## WHAT YOU HAVE TO DO
Copy exactly the lines from the "Read this page and output its text content." line to the end, both included, and nothing else.

________

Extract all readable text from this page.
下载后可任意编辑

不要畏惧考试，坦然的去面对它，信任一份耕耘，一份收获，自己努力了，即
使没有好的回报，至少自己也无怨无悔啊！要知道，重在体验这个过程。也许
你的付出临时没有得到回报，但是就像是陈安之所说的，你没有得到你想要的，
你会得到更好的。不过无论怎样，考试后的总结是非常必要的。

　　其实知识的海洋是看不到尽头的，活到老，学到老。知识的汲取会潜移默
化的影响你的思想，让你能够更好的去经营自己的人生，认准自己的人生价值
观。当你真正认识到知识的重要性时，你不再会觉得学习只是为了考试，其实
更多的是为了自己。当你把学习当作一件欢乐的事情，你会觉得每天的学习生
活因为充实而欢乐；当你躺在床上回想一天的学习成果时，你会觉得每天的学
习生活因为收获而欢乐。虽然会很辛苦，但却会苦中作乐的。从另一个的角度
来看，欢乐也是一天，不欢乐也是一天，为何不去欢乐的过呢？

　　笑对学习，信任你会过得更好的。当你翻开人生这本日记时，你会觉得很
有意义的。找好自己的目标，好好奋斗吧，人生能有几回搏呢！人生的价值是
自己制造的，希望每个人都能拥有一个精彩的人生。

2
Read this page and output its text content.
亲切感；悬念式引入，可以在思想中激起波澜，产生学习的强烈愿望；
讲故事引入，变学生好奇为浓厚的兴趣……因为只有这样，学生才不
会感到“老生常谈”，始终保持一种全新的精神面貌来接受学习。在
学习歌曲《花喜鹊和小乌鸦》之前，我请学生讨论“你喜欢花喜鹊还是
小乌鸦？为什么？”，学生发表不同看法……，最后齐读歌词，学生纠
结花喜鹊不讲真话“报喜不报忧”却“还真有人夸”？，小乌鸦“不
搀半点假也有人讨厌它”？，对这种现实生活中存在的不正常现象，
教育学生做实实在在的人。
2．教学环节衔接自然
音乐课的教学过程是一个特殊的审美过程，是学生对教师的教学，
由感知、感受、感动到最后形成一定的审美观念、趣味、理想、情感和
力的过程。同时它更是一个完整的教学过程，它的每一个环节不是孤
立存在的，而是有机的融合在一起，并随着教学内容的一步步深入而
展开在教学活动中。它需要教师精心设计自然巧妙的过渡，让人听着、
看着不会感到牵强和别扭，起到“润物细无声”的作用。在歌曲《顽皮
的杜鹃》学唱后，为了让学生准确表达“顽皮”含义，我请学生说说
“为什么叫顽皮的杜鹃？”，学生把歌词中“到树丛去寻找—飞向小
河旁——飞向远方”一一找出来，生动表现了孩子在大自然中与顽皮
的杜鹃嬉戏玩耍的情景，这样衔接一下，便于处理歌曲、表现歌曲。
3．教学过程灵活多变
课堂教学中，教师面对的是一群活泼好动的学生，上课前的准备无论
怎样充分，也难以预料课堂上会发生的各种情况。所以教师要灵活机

________

## WRITTEN ANSWER
Read this page and output its text content.
亲切感；悬念式引入，可以在思想中激起波澜，产生学习的强烈愿望；
讲故事引入，变学生好奇为浓厚的兴趣……因为只有这样，学生才不
会感到“老生常谈”，始终保持一种全新的精神面貌来接受学习。在
学习歌曲《花喜鹊和小乌鸦》之前，我请学生讨论“你喜欢花喜鹊还是
小乌鸦？为什么？”，学生发表不同看法……，最后齐读歌词，学生纠
结花喜鹊不讲真话“报喜不报忧”却“还真有人夸”？，小乌鸦“不
搀半点假也有人讨厌它”？，对这种现实生活中存在的不正常现象，
教育学生做实实在在的人。
2．教学环节衔接自然
音乐课的教学过程是一个特殊的审美过程，是学生对教师的教学，
由感知、感受、感动到最后形成一定的审美观念、趣味、理想、情感和
力的过程。同时它更是一个完整的教学过程，它的每一个环节不是孤
立存在的，而是有机的融合在一起，并随着教学内容的一步步深入而
展开在教学活动中。它需要教师精心设计自然巧妙的过渡，让人听着、
看着不会感到牵强和别扭，起到“润物细无声”的作用。在歌曲《顽皮
的杜鹃》学唱后，为了让学生准确表达“顽皮”含义，我请学生说说
“为什么叫顽皮的杜鹃？”，学生把歌词中“到树丛去寻找—飞向小
河旁——飞向远方”一一找出来，生动表现了孩子在大自然中与顽皮
的杜鹃嬉戏玩耍的情景，这样衔接一下，便于处理歌曲、表现歌曲。
3．教学过程灵活多变
课堂教学中，教师面对的是一群活泼好动的学生，上课前的准备无论
怎样充分，也难以预料课堂上会发生的各种情况。所以教师要灵活机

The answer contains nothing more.